• DATA FOR PROCESSING:
______________________________

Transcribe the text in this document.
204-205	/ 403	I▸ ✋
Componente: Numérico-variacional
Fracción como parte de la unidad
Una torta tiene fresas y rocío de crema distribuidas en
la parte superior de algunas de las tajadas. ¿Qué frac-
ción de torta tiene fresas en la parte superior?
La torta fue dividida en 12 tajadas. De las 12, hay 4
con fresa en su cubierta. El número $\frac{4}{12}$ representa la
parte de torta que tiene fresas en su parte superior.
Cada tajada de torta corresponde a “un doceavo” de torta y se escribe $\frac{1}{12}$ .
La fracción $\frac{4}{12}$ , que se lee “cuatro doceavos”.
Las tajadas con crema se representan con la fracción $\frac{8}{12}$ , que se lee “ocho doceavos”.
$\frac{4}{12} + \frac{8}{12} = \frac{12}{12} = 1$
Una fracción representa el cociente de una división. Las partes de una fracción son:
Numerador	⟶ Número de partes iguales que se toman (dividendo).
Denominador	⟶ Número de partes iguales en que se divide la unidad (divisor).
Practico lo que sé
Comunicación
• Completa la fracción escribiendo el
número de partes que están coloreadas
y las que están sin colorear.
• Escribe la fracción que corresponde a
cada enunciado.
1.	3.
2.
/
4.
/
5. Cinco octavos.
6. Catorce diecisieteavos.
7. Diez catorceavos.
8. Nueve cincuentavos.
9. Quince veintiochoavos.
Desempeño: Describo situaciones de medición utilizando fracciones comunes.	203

______________________________

From the preceding material, extract every line exactly.

• CORRECT RESPONSE:
Transcribe the text in this document.
204-205	/ 403	I▸ ✋
Componente: Numérico-variacional
Fracción como parte de la unidad
Una torta tiene fresas y rocío de crema distribuidas en
la parte superior de algunas de las tajadas. ¿Qué frac-
ción de torta tiene fresas en la parte superior?
La torta fue dividida en 12 tajadas. De las 12, hay 4
con fresa en su cubierta. El número $\frac{4}{12}$ representa la
parte de torta que tiene fresas en su parte superior.
Cada tajada de torta corresponde a “un doceavo” de torta y se escribe $\frac{1}{12}$ .
La fracción $\frac{4}{12}$ , que se lee “cuatro doceavos”.
Las tajadas con crema se representan con la fracción $\frac{8}{12}$ , que se lee “ocho doceavos”.
$\frac{4}{12} + \frac{8}{12} = \frac{12}{12} = 1$
Una fracción representa el cociente de una división. Las partes de una fracción son:
Numerador	⟶ Número de partes iguales que se toman (dividendo).
Denominador	⟶ Número de partes iguales en que se divide la unidad (divisor).
Practico lo que sé
Comunicación
• Completa la fracción escribiendo el
número de partes que están coloreadas
y las que están sin colorear.
• Escribe la fracción que corresponde a
cada enunciado.
1.	3.
2.
/
4.
/
5. Cinco octavos.
6. Catorce diecisieteavos.
7. Diez catorceavos.
8. Nueve cincuentavos.
9. Quince veintiochoavos.
Desempeño: Describo situaciones de medición utilizando fracciones comunes.	203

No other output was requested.